+++ Texte source

Qu’est-ce qu’on ressent en apprenant que son père est un assassin, mort sur l’échafaud, qui plus est. Gérard Droniou médite la question. Dans quelque jours, l’homme que nous avons en face recevra sa nouvelle pièce d’identité : Gérard Fesch. « Pas facile, en effet, ni pour moi, ni mes trois enfants, de découvrir que leur grand-père a été fauché par la grande bascule ». L’histoire de Gérard est bouleversante. Elle commence à la DASS où il est placé à 19 jours. Aujourd’hui musicien professionnel, il mettra une quarantaine d’années avant de découvrir ses origines au hasard d’un article de presse, en même temps que le prénom de sa mère : Thérèse, femme d’une furtive aventure avec Jacques Fesch.

Sa lutte le mènera à l’affrontement avec sa demi-soeur Véronique, et, dans une moindre mesure, avec la veuve de Fesch, Pierrette. Cela, confirme Me Collard, au terme d’une procédure très violente et douloureuse. Un test comparatif ADN avec la soeur de Jacques Fesch, Monique, confirmera son identité. Et amènera le tribunal à revoir sa copie. Pourquoi cette hargne à refuser l’existence de ce fils illégitime ? Les droits d’auteurs, estime Gérard. « Les trois livres publiés à partir des écrits de mon père rapportent gros. « Lumière sur l’échafaud », par exemple, a été vendu à plus de 800’000 exemplaires, sans parler des traductions étrangères ». Sans compter, qu’aux yeux des gens qui défendent sa cause en béatification, il est le vilain petit canard. En d’autres termes, le fils de Jacques Fesch dérange, à plus d’un titre, lui, l’agnostique, selon son propre aveux: « On veut béatifier mon père – ce qui ne me gêne pas -, mais on ne veut pas ajouter des casseroles. On me l’a du reste fait comprendre en me signifiant qu’il était préférable de ne pas remuer les choses ». Dans quelques semaines, Gérard remettra les pendules à l’heure, avec son livre qu’il vient d’achever: « L’enfance guillotinée ».

Dans la revue « Communio », témoigne Gérard, Jean Duchesne, président de la Commission diocésaine d’enquête, écrira en effet : comment faire légitimer une filiation quand la foi du père est étrangère au fils. Ce que l’intéressé confirmera à l’Apic, au cours d’un entretien : « Dans la mesure où il n’a pas la foi, ce n’est pas son affaire », ni l’affaire de sa soeur Véronique d’ailleurs. Cela dit, relève Jean Duchesne, je constate que Jacques Fesch n’a pas converti davantage son épouse. Elle n’a en effet pas la foi ». Sa veuve, dit-il, considère encore son exécution comme injuste. Au même titre que son demi-frère, qui voit en cette béatification une sorte de réhabilitation morale de son père. « La béatification ne crée par le culte, elle le reconnaît », souligne encore Jean Duchesne. Sa Commission, composée de trois membres, a été créée début 2002, à la demande du cardinal Lustiger. Selon Jean Duchesne, – ce que confirme l’archevêché de Paris -, le cardinal André Vingt-Trois porte à la cause le même attachement que celui affiché par son prédécesseur. PR

Encadré

« Le jour où j’ai vu mon mari changer »

++++++

*Tâches à réaliser:*
1. Reproduisez tel quel le passage du texte source allant de « Qu’est-ce qu’on ressent » à « avec Jacques Fesch. », ces deux extrémités comprises.
2. Selon le texte source, à quel âge Gérard a-t-il été placé à la DASS ?

+++ Données fournies

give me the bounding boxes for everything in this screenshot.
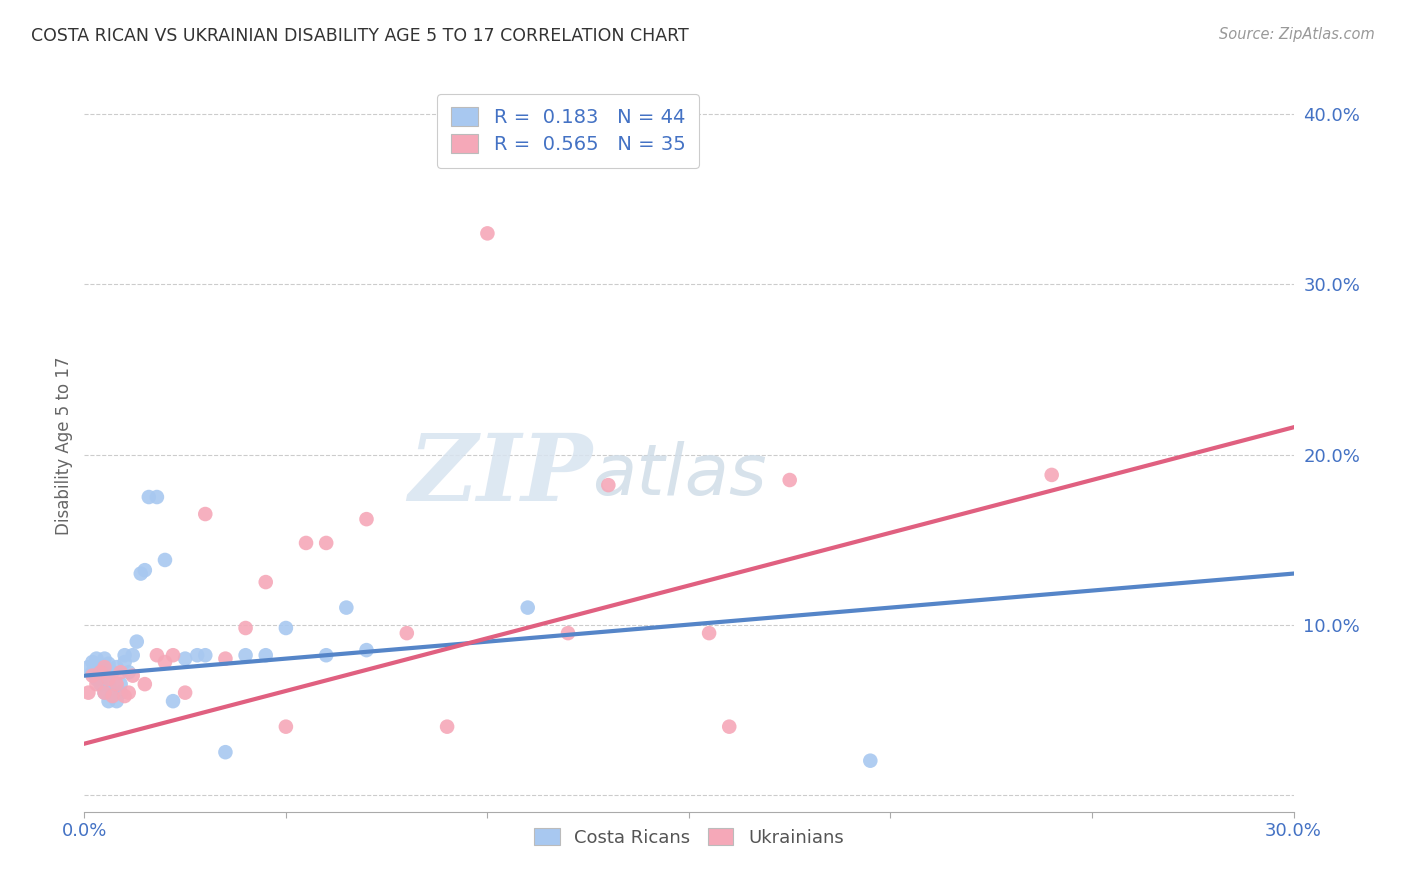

++++++

*Réponses par tâche:*
1.
Qu’est-ce qu’on ressent en apprenant que son père est un assassin, mort sur l’échafaud, qui plus est. Gérard Droniou médite la question. Dans quelque jours, l’homme que nous avons en face recevra sa nouvelle pièce d’identité : Gérard Fesch. « Pas facile, en effet, ni pour moi, ni mes trois enfants, de découvrir que leur grand-père a été fauché par la grande bascule ». L’histoire de Gérard est bouleversante. Elle commence à la DASS où il est placé à 19 jours. Aujourd’hui musicien professionnel, il mettra une quarantaine d’années avant de découvrir ses origines au hasard d’un article de presse, en même temps que le prénom de sa mère : Thérèse, femme d’une furtive aventure avec Jacques Fesch.

2. À 19 jours.